Review the material and extract every line in which the word "icon" occurs.

[Given records]
——

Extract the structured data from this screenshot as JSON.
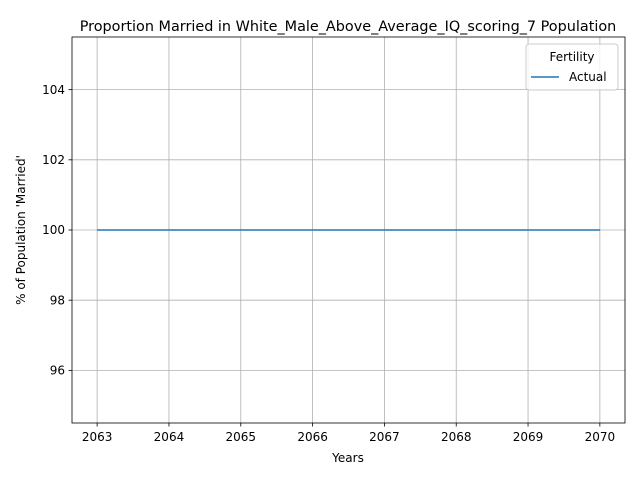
{
  "chart_data": {
    "type": "line",
    "title": "Proportion Married in White_Male_Above_Average_IQ_scoring_7 Population",
    "xlabel": "Years",
    "ylabel": "% of Population 'Married'",
    "x": [
      2063,
      2064,
      2065,
      2066,
      2067,
      2068,
      2069,
      2070
    ],
    "series": [
      {
        "name": "Actual",
        "color": "#1f77b4",
        "values": [
          100,
          100,
          100,
          100,
          100,
          100,
          100,
          100
        ]
      }
    ],
    "xlim": [
      2062.65,
      2070.35
    ],
    "ylim": [
      94.5,
      105.5
    ],
    "xticks": [
      "2063",
      "2064",
      "2065",
      "2066",
      "2067",
      "2068",
      "2069",
      "2070"
    ],
    "yticks": [
      "96",
      "98",
      "100",
      "102",
      "104"
    ],
    "ytick_values": [
      96,
      98,
      100,
      102,
      104
    ],
    "grid": true,
    "legend": {
      "title": "Fertility",
      "placement": "top-right"
    }
  }
}
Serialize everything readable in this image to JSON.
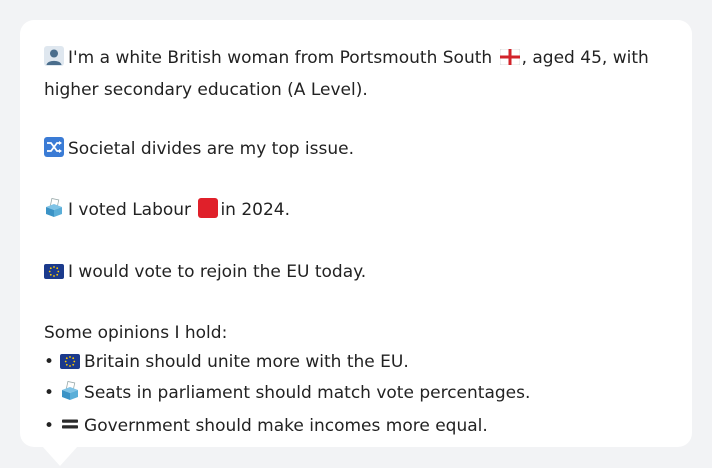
{
  "profile": {
    "line1_a": "I'm a white British woman from Portsmouth South",
    "line1_b": ", aged 45, with higher secondary education (A Level).",
    "issue": "Societal divides are my top issue.",
    "vote_a": "I voted Labour",
    "vote_b": "in 2024.",
    "eu": "I would vote to rejoin the EU today."
  },
  "opinions": {
    "heading": "Some opinions I hold:",
    "bullet": "•",
    "items": [
      {
        "icon": "eu-flag-icon",
        "text": "Britain should unite more with the EU."
      },
      {
        "icon": "ballot-box-icon",
        "text": "Seats in parliament should match vote percentages."
      },
      {
        "icon": "equals-icon",
        "text": "Government should make incomes more equal."
      }
    ]
  },
  "colors": {
    "labour_red": "#e0202a",
    "eu_blue": "#1b3a8c",
    "eu_star": "#ffcc00",
    "shuffle_blue": "#3a7bd5",
    "person_blue": "#4a6d8c"
  }
}
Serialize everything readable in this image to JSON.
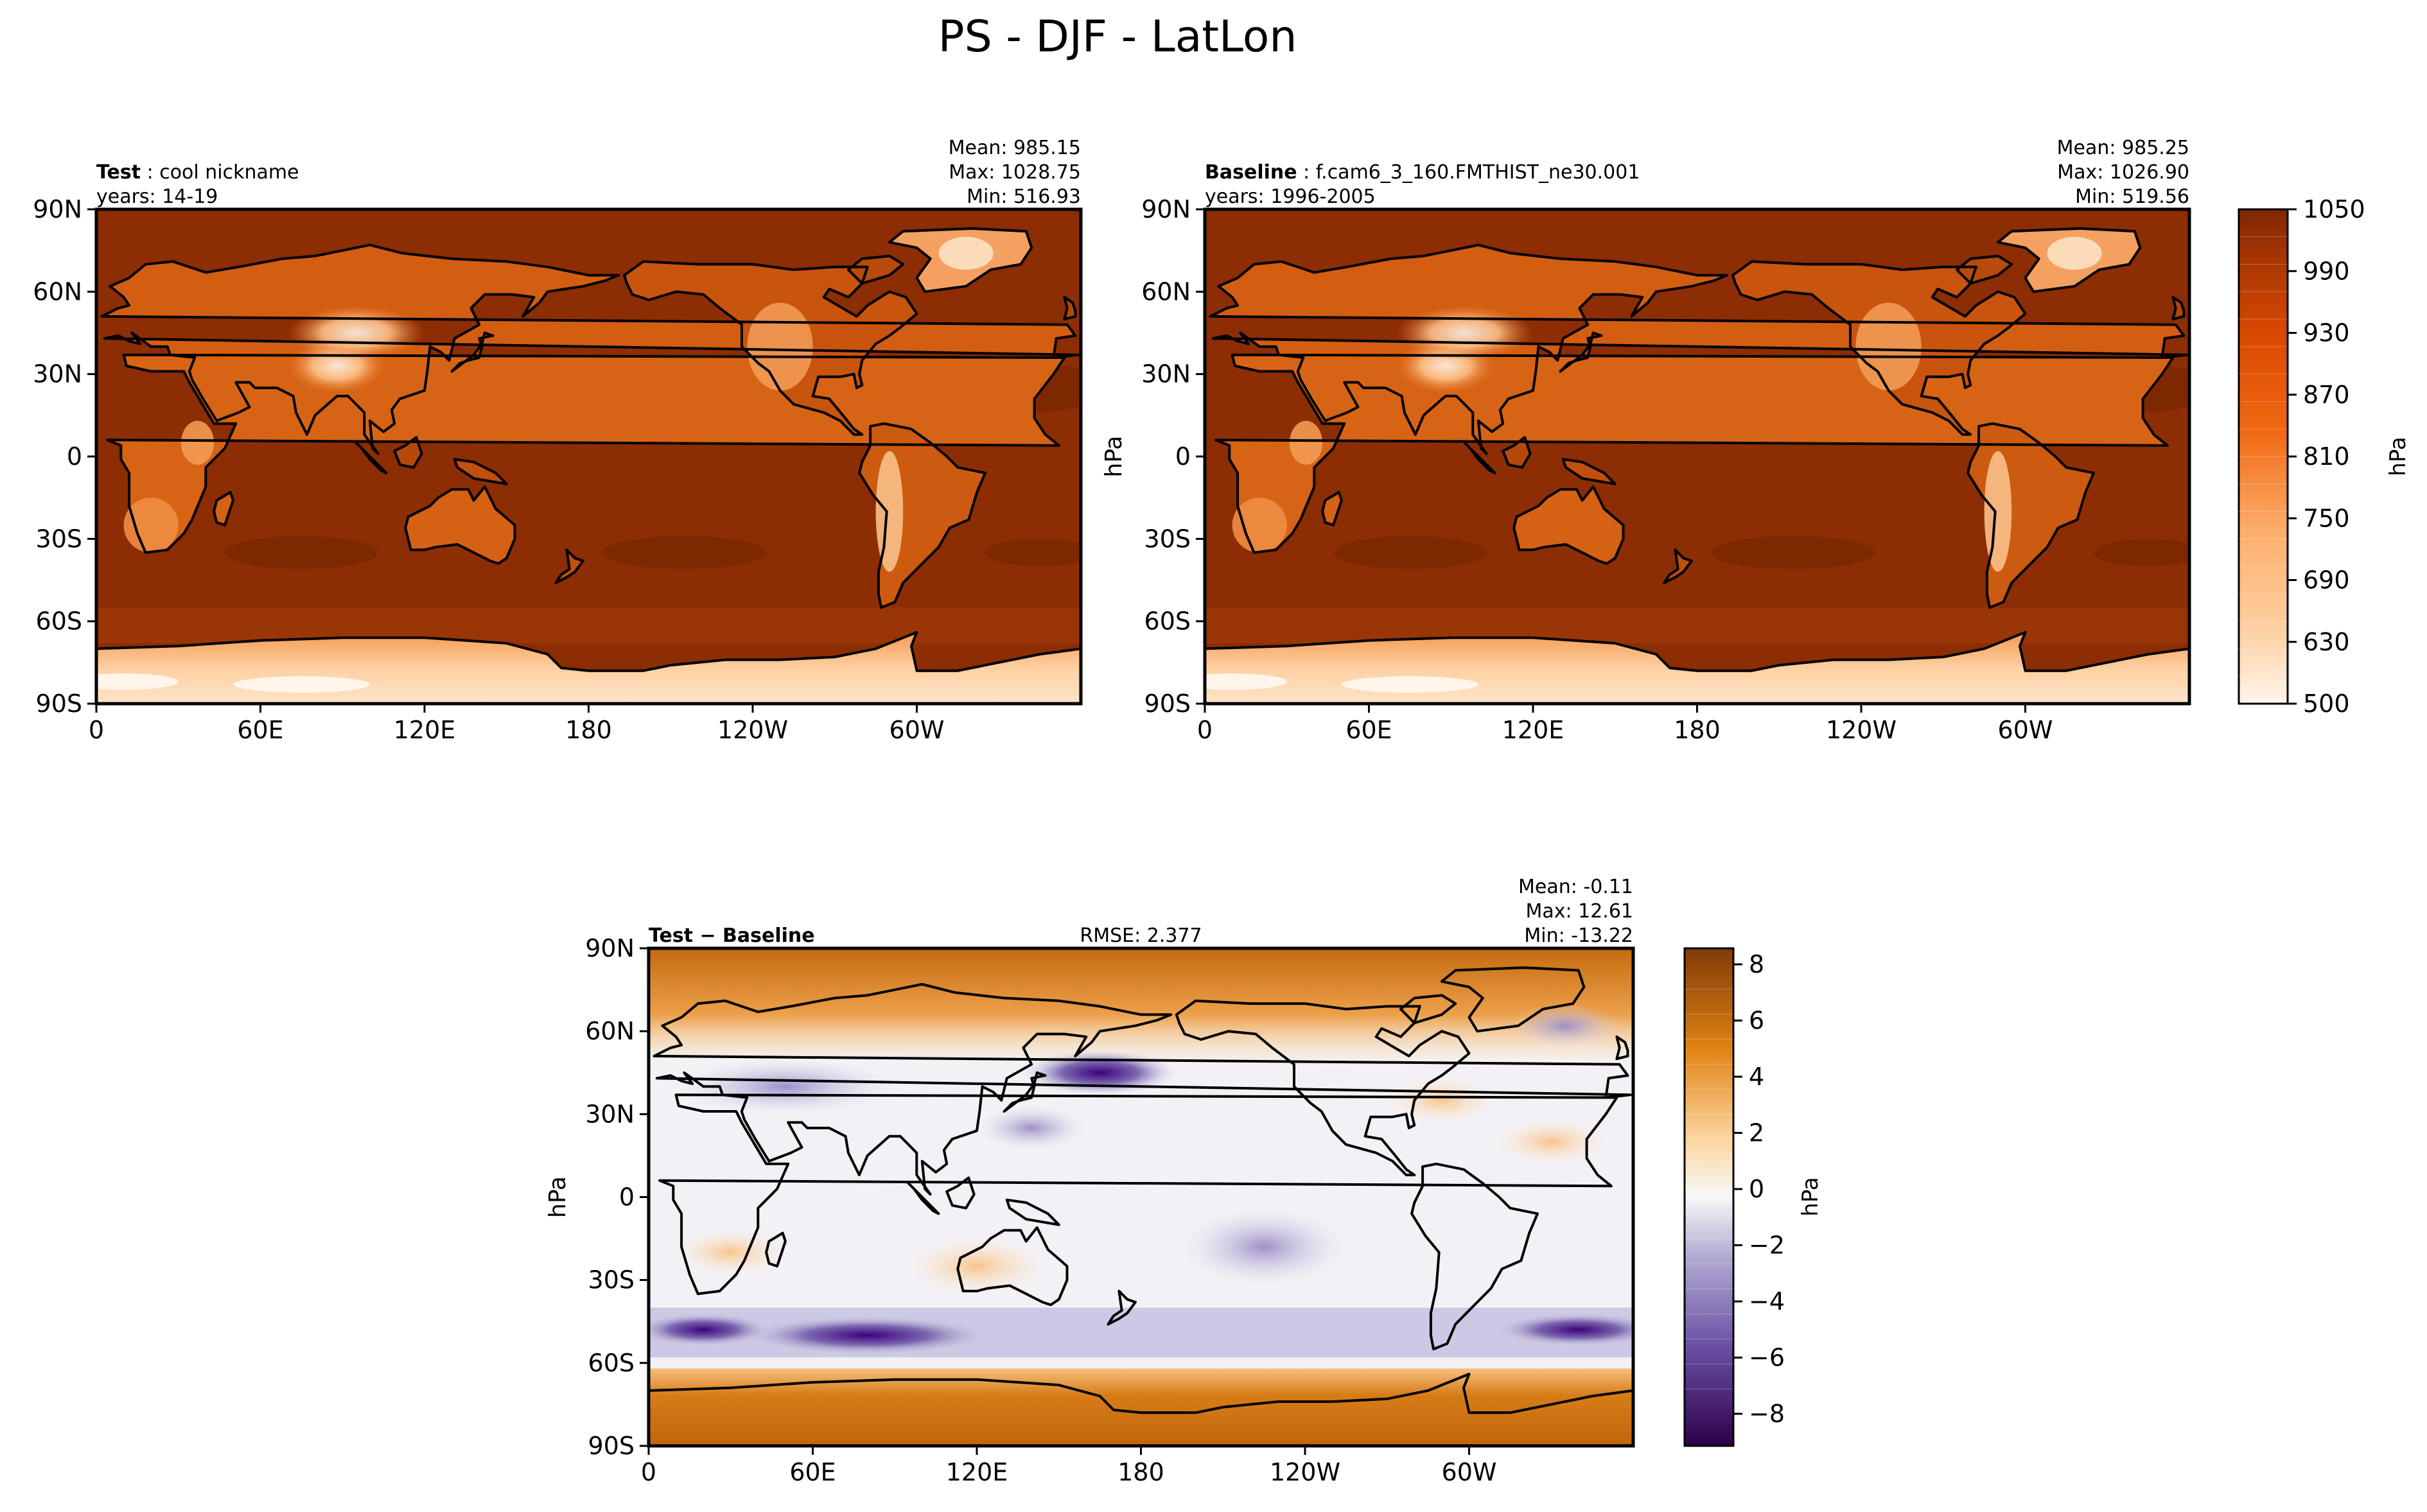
{
  "figure": {
    "title": "PS - DJF - LatLon"
  },
  "chart_data": [
    {
      "type": "heatmap",
      "label": "Test",
      "name": "cool nickname",
      "years": "years: 14-19",
      "stats": {
        "mean": "Mean: 985.15",
        "max": "Max: 1028.75",
        "min": "Min: 516.93"
      },
      "xticks": [
        "0",
        "60E",
        "120E",
        "180",
        "120W",
        "60W"
      ],
      "yticks": [
        "90N",
        "60N",
        "30N",
        "0",
        "30S",
        "60S",
        "90S"
      ],
      "xlim": [
        0,
        360
      ],
      "ylim": [
        -90,
        90
      ],
      "ylabel": "",
      "colormap": "oranges",
      "vmin": 500,
      "vmax": 1050
    },
    {
      "type": "heatmap",
      "label": "Baseline",
      "name": "f.cam6_3_160.FMTHIST_ne30.001",
      "years": "years: 1996-2005",
      "stats": {
        "mean": "Mean: 985.25",
        "max": "Max: 1026.90",
        "min": "Min: 519.56"
      },
      "xticks": [
        "0",
        "60E",
        "120E",
        "180",
        "120W",
        "60W"
      ],
      "yticks": [
        "90N",
        "60N",
        "30N",
        "0",
        "30S",
        "60S",
        "90S"
      ],
      "xlim": [
        0,
        360
      ],
      "ylim": [
        -90,
        90
      ],
      "ylabel": "hPa",
      "colormap": "oranges",
      "vmin": 500,
      "vmax": 1050
    },
    {
      "type": "heatmap",
      "label": "Test − Baseline",
      "rmse": "RMSE: 2.377",
      "stats": {
        "mean": "Mean: -0.11",
        "max": "Max: 12.61",
        "min": "Min: -13.22"
      },
      "xticks": [
        "0",
        "60E",
        "120E",
        "180",
        "120W",
        "60W"
      ],
      "yticks": [
        "90N",
        "60N",
        "30N",
        "0",
        "30S",
        "60S",
        "90S"
      ],
      "xlim": [
        0,
        360
      ],
      "ylim": [
        -90,
        90
      ],
      "ylabel": "hPa",
      "colormap": "purple-orange diverging",
      "vmin": -9,
      "vmax": 9
    }
  ],
  "colorbars": {
    "abs": {
      "ticks": [
        "1050",
        "990",
        "930",
        "870",
        "810",
        "750",
        "690",
        "630",
        "500"
      ],
      "label": "hPa"
    },
    "diff": {
      "ticks": [
        "8",
        "6",
        "4",
        "2",
        "0",
        "−2",
        "−4",
        "−6",
        "−8"
      ],
      "label": "hPa"
    }
  },
  "colors": {
    "ocean_abs": "#8c2d04",
    "ocean_abs_dark": "#7a2703",
    "land_mid": "#d35e12",
    "land_light": "#f7a35c",
    "highland": "#fdd0a2",
    "antarctic": "#fde7cf",
    "diff_neutral": "#f3f1f5",
    "diff_pos": "#e08214",
    "diff_neg": "#6a51a3"
  }
}
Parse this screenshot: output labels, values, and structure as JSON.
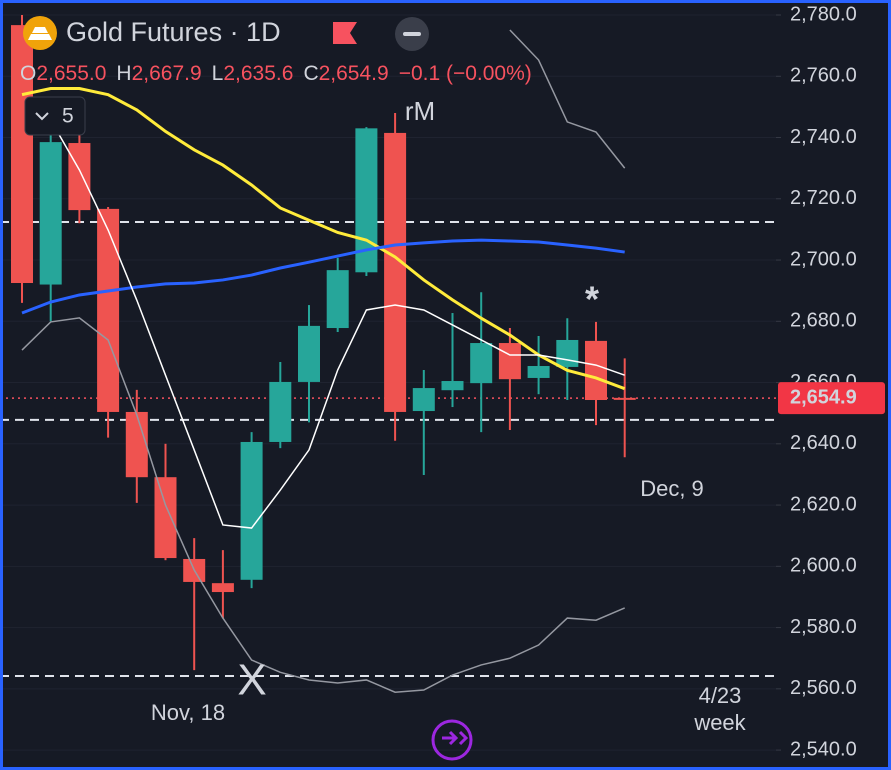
{
  "header": {
    "title": "Gold Futures · 1D",
    "ohlc": [
      {
        "label": "O",
        "value": "2,655.0"
      },
      {
        "label": "H",
        "value": "2,667.9"
      },
      {
        "label": "L",
        "value": "2,635.6"
      },
      {
        "label": "C",
        "value": "2,654.9"
      }
    ],
    "change": "−0.1 (−0.00%)",
    "indicators_count": "5"
  },
  "chart_data": {
    "type": "candlestick",
    "categories": [
      null,
      null,
      null,
      null,
      null,
      null,
      null,
      null,
      null,
      null,
      null,
      null,
      null,
      null,
      null,
      null,
      null,
      null,
      null,
      null,
      null,
      null
    ],
    "open": [
      2776.7,
      2692.0,
      2738.2,
      2716.7,
      2650.4,
      2629.1,
      2602.4,
      2594.5,
      2595.6,
      2640.6,
      2660.2,
      2677.8,
      2696.0,
      2741.5,
      2650.7,
      2657.5,
      2659.8,
      2672.9,
      2661.5,
      2665.1,
      2673.6,
      2655.0
    ],
    "high": [
      2780.0,
      2744.0,
      2743.0,
      2717.3,
      2657.6,
      2640.0,
      2609.2,
      2605.3,
      2643.8,
      2666.7,
      2685.3,
      2700.7,
      2743.4,
      2748.0,
      2664.1,
      2682.7,
      2689.5,
      2677.8,
      2675.2,
      2681.0,
      2679.8,
      2667.9
    ],
    "low": [
      2686.0,
      2680.0,
      2712.0,
      2642.0,
      2620.7,
      2602.0,
      2566.1,
      2583.0,
      2592.9,
      2638.6,
      2647.0,
      2676.5,
      2694.8,
      2641.0,
      2629.8,
      2652.0,
      2643.8,
      2644.5,
      2656.2,
      2654.3,
      2646.1,
      2635.6
    ],
    "close": [
      2692.5,
      2738.5,
      2716.3,
      2650.4,
      2629.1,
      2602.7,
      2594.9,
      2591.6,
      2640.6,
      2660.2,
      2678.5,
      2696.7,
      2743.0,
      2650.4,
      2658.2,
      2660.5,
      2672.9,
      2661.1,
      2665.4,
      2673.9,
      2654.3,
      2654.9
    ],
    "up_color": "#26a69a",
    "down_color": "#ef5350",
    "lines": [
      {
        "color": "#ffeb3b",
        "width": 3,
        "values": [
          2754.0,
          2756.0,
          2756.0,
          2754.0,
          2749.0,
          2742.0,
          2736.0,
          2731.0,
          2724.5,
          2717.0,
          2713.0,
          2709.0,
          2706.5,
          2701.0,
          2693.5,
          2687.0,
          2681.0,
          2675.5,
          2669.0,
          2664.0,
          2661.5,
          2658.0
        ]
      },
      {
        "color": "#2962ff",
        "width": 3,
        "values": [
          2682.7,
          2686.3,
          2688.6,
          2689.9,
          2691.2,
          2692.2,
          2692.5,
          2693.5,
          2695.1,
          2697.4,
          2699.3,
          2701.3,
          2703.3,
          2704.9,
          2705.6,
          2706.2,
          2706.5,
          2706.2,
          2705.9,
          2704.9,
          2703.9,
          2702.6
        ]
      },
      {
        "color": "#ffffff",
        "width": 1.5,
        "values": [
          null,
          2745.7,
          2729.4,
          2709.8,
          2686.9,
          2662.4,
          2638.0,
          2613.5,
          2612.5,
          2624.9,
          2638.0,
          2664.1,
          2683.7,
          2685.3,
          2683.7,
          2678.8,
          2673.9,
          2669.0,
          2669.0,
          2667.4,
          2665.7,
          2662.4
        ]
      },
      {
        "color": "#9598a1",
        "width": 1.5,
        "values": [
          null,
          null,
          null,
          null,
          null,
          null,
          null,
          null,
          null,
          null,
          null,
          null,
          null,
          null,
          null,
          null,
          null,
          2775.1,
          2765.3,
          2745.1,
          2741.8,
          2730.0
        ]
      },
      {
        "color": "#9598a1",
        "width": 1.5,
        "values": [
          2670.6,
          2679.8,
          2681.1,
          2673.9,
          2649.4,
          2620.0,
          2598.8,
          2583.1,
          2569.4,
          2565.4,
          2562.9,
          2561.9,
          2562.9,
          2558.9,
          2559.6,
          2564.5,
          2567.8,
          2570.0,
          2574.3,
          2583.1,
          2582.4,
          2586.4
        ]
      }
    ],
    "levels": [
      2712.4,
      2647.8,
      2564.2
    ],
    "last_price": {
      "value": 2654.9,
      "label": "2,654.9"
    },
    "annotations": [
      "rM",
      "*",
      "Dec, 9",
      "X",
      "Nov, 18",
      "4/23",
      "week"
    ],
    "ylim": [
      2533.5,
      2784.9
    ],
    "yticks": [
      {
        "value": 2540,
        "label": "2,540.0"
      },
      {
        "value": 2560,
        "label": "2,560.0"
      },
      {
        "value": 2580,
        "label": "2,580.0"
      },
      {
        "value": 2600,
        "label": "2,600.0"
      },
      {
        "value": 2620,
        "label": "2,620.0"
      },
      {
        "value": 2640,
        "label": "2,640.0"
      },
      {
        "value": 2660,
        "label": "2,660.0"
      },
      {
        "value": 2680,
        "label": "2,680.0"
      },
      {
        "value": 2700,
        "label": "2,700.0"
      },
      {
        "value": 2720,
        "label": "2,720.0"
      },
      {
        "value": 2740,
        "label": "2,740.0"
      },
      {
        "value": 2760,
        "label": "2,760.0"
      },
      {
        "value": 2780,
        "label": "2,780.0"
      }
    ],
    "grid": true
  }
}
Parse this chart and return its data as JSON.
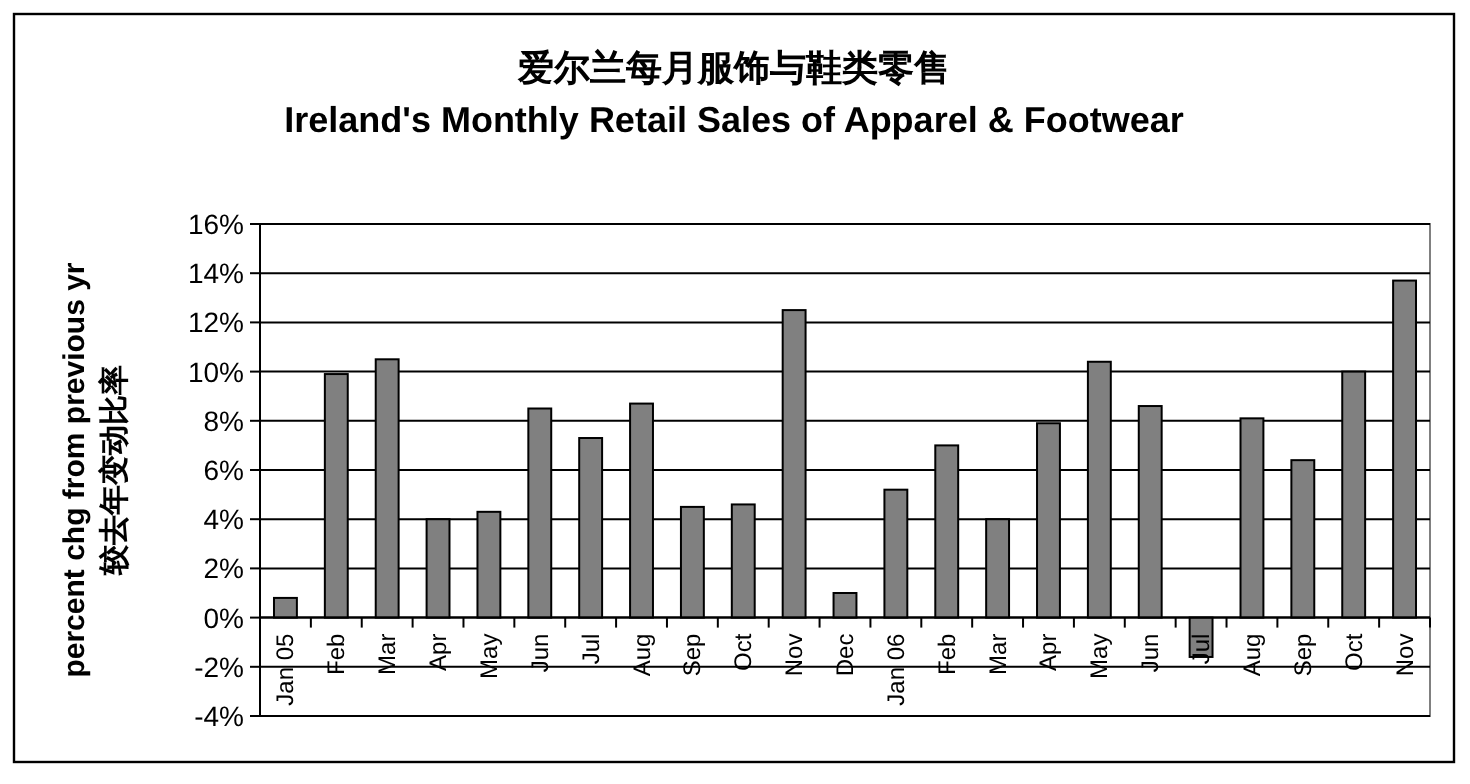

——

[Response to this task]
        "icon": "eu-flag-icon",
        "icon": "ballot-box-icon",
        "icon": "equals-icon",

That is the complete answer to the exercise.